*YOUR INSTRUCTIONS*: Convert the item position entries below into a Markdown table with the columns Row and Entry, numbering each line in Row and placing the line itself in Entry, with any blank lines skipped.
** start of DATA SUPPLIED **
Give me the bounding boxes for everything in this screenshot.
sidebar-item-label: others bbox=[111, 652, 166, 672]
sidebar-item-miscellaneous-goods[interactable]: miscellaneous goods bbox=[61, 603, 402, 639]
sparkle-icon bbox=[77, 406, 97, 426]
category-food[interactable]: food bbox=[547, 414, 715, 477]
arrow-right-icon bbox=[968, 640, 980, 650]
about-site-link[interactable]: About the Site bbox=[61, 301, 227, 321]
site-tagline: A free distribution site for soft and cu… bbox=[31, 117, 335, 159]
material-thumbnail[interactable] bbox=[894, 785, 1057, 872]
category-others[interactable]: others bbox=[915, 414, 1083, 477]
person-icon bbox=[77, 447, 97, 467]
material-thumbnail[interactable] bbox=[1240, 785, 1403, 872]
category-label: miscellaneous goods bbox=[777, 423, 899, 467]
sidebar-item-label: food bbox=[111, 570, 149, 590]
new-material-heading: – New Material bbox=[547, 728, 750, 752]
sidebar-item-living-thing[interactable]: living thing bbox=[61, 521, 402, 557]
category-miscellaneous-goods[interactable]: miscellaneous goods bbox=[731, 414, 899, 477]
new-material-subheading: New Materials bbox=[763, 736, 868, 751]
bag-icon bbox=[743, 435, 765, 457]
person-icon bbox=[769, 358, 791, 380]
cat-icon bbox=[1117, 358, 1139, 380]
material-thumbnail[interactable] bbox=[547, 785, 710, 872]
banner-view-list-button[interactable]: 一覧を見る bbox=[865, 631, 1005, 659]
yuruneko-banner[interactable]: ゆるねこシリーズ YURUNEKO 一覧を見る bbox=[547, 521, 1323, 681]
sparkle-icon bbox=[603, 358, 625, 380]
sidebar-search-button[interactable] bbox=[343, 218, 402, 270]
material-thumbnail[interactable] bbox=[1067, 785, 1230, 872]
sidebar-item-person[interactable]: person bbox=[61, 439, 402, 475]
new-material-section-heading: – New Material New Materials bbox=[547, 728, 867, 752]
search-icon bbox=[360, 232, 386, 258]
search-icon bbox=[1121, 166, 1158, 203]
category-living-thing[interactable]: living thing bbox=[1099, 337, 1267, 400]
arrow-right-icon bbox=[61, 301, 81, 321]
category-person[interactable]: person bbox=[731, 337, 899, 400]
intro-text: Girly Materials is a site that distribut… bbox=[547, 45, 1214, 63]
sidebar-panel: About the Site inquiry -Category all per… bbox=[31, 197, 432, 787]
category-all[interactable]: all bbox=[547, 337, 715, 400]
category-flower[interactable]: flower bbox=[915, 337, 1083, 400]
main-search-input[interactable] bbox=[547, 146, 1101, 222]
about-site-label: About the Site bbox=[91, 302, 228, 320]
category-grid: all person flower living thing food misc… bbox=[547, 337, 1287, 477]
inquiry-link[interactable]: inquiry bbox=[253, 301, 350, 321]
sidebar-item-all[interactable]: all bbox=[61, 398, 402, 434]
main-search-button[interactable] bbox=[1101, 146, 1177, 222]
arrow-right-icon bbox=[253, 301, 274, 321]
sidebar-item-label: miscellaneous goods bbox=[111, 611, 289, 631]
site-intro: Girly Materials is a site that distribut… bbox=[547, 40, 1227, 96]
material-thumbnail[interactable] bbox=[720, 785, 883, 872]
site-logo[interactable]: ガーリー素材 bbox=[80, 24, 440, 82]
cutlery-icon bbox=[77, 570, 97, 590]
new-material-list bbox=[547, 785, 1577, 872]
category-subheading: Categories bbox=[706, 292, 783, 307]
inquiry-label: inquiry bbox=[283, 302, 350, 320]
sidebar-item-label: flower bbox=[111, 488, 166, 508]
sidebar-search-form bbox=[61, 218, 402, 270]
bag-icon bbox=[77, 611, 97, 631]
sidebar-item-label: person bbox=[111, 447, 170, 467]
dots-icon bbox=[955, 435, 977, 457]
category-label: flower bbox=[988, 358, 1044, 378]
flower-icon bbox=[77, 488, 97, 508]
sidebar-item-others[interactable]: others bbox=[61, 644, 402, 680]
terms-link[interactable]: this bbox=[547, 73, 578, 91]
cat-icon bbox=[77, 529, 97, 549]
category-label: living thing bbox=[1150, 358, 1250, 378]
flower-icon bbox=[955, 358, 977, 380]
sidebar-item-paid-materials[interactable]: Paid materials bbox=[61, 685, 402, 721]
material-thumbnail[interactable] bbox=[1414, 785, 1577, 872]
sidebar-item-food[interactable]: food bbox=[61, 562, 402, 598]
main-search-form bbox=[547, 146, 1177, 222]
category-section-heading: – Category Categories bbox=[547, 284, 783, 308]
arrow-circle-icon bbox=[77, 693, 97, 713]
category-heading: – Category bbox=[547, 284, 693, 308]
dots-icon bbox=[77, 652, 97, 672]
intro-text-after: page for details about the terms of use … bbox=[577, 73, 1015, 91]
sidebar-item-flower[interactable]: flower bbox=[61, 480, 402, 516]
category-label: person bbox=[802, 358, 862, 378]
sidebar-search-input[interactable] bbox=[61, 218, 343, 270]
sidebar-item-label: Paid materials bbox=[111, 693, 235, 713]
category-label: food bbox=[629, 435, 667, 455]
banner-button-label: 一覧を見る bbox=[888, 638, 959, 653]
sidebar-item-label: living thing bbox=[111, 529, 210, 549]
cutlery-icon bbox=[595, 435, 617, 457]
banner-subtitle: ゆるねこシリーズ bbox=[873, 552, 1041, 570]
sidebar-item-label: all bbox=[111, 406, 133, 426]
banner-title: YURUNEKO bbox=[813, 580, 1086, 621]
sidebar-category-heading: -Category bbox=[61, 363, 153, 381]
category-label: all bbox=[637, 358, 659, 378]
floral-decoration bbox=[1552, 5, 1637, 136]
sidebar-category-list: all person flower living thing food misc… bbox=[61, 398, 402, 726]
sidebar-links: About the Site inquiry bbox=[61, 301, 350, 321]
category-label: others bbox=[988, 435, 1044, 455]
** end of DATA SUPPLIED **
*IN RESPONSE*:
| Row | Entry |
|---|---|
| 1 | Give me the bounding boxes for everything in this screenshot. |
| 2 | sidebar-item-label: others bbox=[111, 652, 166, 672] |
| 3 | sidebar-item-miscellaneous-goods[interactable]: miscellaneous goods bbox=[61, 603, 402, 639] |
| 4 | sparkle-icon bbox=[77, 406, 97, 426] |
| 5 | category-food[interactable]: food bbox=[547, 414, 715, 477] |
| 6 | arrow-right-icon bbox=[968, 640, 980, 650] |
| 7 | about-site-link[interactable]: About the Site bbox=[61, 301, 227, 321] |
| 8 | site-tagline: A free distribution site for soft and cu… bbox=[31, 117, 335, 159] |
| 9 | material-thumbnail[interactable] bbox=[894, 785, 1057, 872] |
| 10 | category-others[interactable]: others bbox=[915, 414, 1083, 477] |
| 11 | person-icon bbox=[77, 447, 97, 467] |
| 12 | material-thumbnail[interactable] bbox=[1240, 785, 1403, 872] |
| 13 | category-label: miscellaneous goods bbox=[777, 423, 899, 467] |
| 14 | sidebar-item-label: food bbox=[111, 570, 149, 590] |
| 15 | new-material-heading: – New Material bbox=[547, 728, 750, 752] |
| 16 | sidebar-item-living-thing[interactable]: living thing bbox=[61, 521, 402, 557] |
| 17 | category-miscellaneous-goods[interactable]: miscellaneous goods bbox=[731, 414, 899, 477] |
| 18 | new-material-subheading: New Materials bbox=[763, 736, 868, 751] |
| 19 | bag-icon bbox=[743, 435, 765, 457] |
| 20 | person-icon bbox=[769, 358, 791, 380] |
| 21 | cat-icon bbox=[1117, 358, 1139, 380] |
| 22 | material-thumbnail[interactable] bbox=[547, 785, 710, 872] |
| 23 | banner-view-list-button[interactable]: 一覧を見る bbox=[865, 631, 1005, 659] |
| 24 | yuruneko-banner[interactable]: ゆるねこシリーズ YURUNEKO 一覧を見る bbox=[547, 521, 1323, 681] |
| 25 | sparkle-icon bbox=[603, 358, 625, 380] |
| 26 | sidebar-search-button[interactable] bbox=[343, 218, 402, 270] |
| 27 | material-thumbnail[interactable] bbox=[1067, 785, 1230, 872] |
| 28 | sidebar-item-person[interactable]: person bbox=[61, 439, 402, 475] |
| 29 | new-material-section-heading: – New Material New Materials bbox=[547, 728, 867, 752] |
| 30 | search-icon bbox=[360, 232, 386, 258] |
| 31 | search-icon bbox=[1121, 166, 1158, 203] |
| 32 | category-living-thing[interactable]: living thing bbox=[1099, 337, 1267, 400] |
| 33 | arrow-right-icon bbox=[61, 301, 81, 321] |
| 34 | category-person[interactable]: person bbox=[731, 337, 899, 400] |
| 35 | intro-text: Girly Materials is a site that distribut… bbox=[547, 45, 1214, 63] |
| 36 | sidebar-panel: About the Site inquiry -Category all per… bbox=[31, 197, 432, 787] |
| 37 | category-all[interactable]: all bbox=[547, 337, 715, 400] |
| 38 | category-flower[interactable]: flower bbox=[915, 337, 1083, 400] |
| 39 | main-search-input[interactable] bbox=[547, 146, 1101, 222] |
| 40 | about-site-label: About the Site bbox=[91, 302, 228, 320] |
| 41 | category-grid: all person flower living thing food misc… bbox=[547, 337, 1287, 477] |
| 42 | inquiry-link[interactable]: inquiry bbox=[253, 301, 350, 321] |
| 43 | sidebar-item-all[interactable]: all bbox=[61, 398, 402, 434] |
| 44 | main-search-button[interactable] bbox=[1101, 146, 1177, 222] |
| 45 | arrow-right-icon bbox=[253, 301, 274, 321] |
| 46 | sidebar-item-label: miscellaneous goods bbox=[111, 611, 289, 631] |
| 47 | site-intro: Girly Materials is a site that distribut… bbox=[547, 40, 1227, 96] |
| 48 | material-thumbnail[interactable] bbox=[720, 785, 883, 872] |
| 49 | site-logo[interactable]: ガーリー素材 bbox=[80, 24, 440, 82] |
| 50 | cutlery-icon bbox=[77, 570, 97, 590] |
| 51 | new-material-list bbox=[547, 785, 1577, 872] |
| 52 | category-subheading: Categories bbox=[706, 292, 783, 307] |
| 53 | inquiry-label: inquiry bbox=[283, 302, 350, 320] |
| 54 | sidebar-item-label: flower bbox=[111, 488, 166, 508] |
| 55 | sidebar-search-form bbox=[61, 218, 402, 270] |
| 56 | bag-icon bbox=[77, 611, 97, 631] |
| 57 | sidebar-item-label: person bbox=[111, 447, 170, 467] |
| 58 | dots-icon bbox=[955, 435, 977, 457] |
| 59 | category-label: flower bbox=[988, 358, 1044, 378] |
| 60 | flower-icon bbox=[77, 488, 97, 508] |
| 61 | sidebar-item-others[interactable]: others bbox=[61, 644, 402, 680] |
| 62 | terms-link[interactable]: this bbox=[547, 73, 578, 91] |
| 63 | cat-icon bbox=[77, 529, 97, 549] |
| 64 | category-label: living thing bbox=[1150, 358, 1250, 378] |
| 65 | flower-icon bbox=[955, 358, 977, 380] |
| 66 | sidebar-item-paid-materials[interactable]: Paid materials bbox=[61, 685, 402, 721] |
| 67 | material-thumbnail[interactable] bbox=[1414, 785, 1577, 872] |
| 68 | sidebar-item-food[interactable]: food bbox=[61, 562, 402, 598] |
| 69 | main-search-form bbox=[547, 146, 1177, 222] |
| 70 | category-section-heading: – Category Categories bbox=[547, 284, 783, 308] |
| 71 | arrow-circle-icon bbox=[77, 693, 97, 713] |
| 72 | category-heading: – Category bbox=[547, 284, 693, 308] |
| 73 | dots-icon bbox=[77, 652, 97, 672] |
| 74 | intro-text-after: page for details about the terms of use … bbox=[577, 73, 1015, 91] |
| 75 | sidebar-item-flower[interactable]: flower bbox=[61, 480, 402, 516] |
| 76 | category-label: person bbox=[802, 358, 862, 378] |
| 77 | sidebar-search-input[interactable] bbox=[61, 218, 343, 270] |
| 78 | sidebar-item-label: Paid materials bbox=[111, 693, 235, 713] |
| 79 | category-label: food bbox=[629, 435, 667, 455] |
| 80 | banner-button-label: 一覧を見る bbox=[888, 638, 959, 653] |
| 81 | sidebar-item-label: living thing bbox=[111, 529, 210, 549] |
| 82 | cutlery-icon bbox=[595, 435, 617, 457] |
| 83 | banner-subtitle: ゆるねこシリーズ bbox=[873, 552, 1041, 570] |
| 84 | sidebar-item-label: all bbox=[111, 406, 133, 426] |
| 85 | banner-title: YURUNEKO bbox=[813, 580, 1086, 621] |
| 86 | sidebar-category-heading: -Category bbox=[61, 363, 153, 381] |
| 87 | category-label: all bbox=[637, 358, 659, 378] |
| 88 | floral-decoration bbox=[1552, 5, 1637, 136] |
| 89 | sidebar-category-list: all person flower living thing food misc… bbox=[61, 398, 402, 726] |
| 90 | sidebar-links: About the Site inquiry bbox=[61, 301, 350, 321] |
| 91 | category-label: others bbox=[988, 435, 1044, 455] |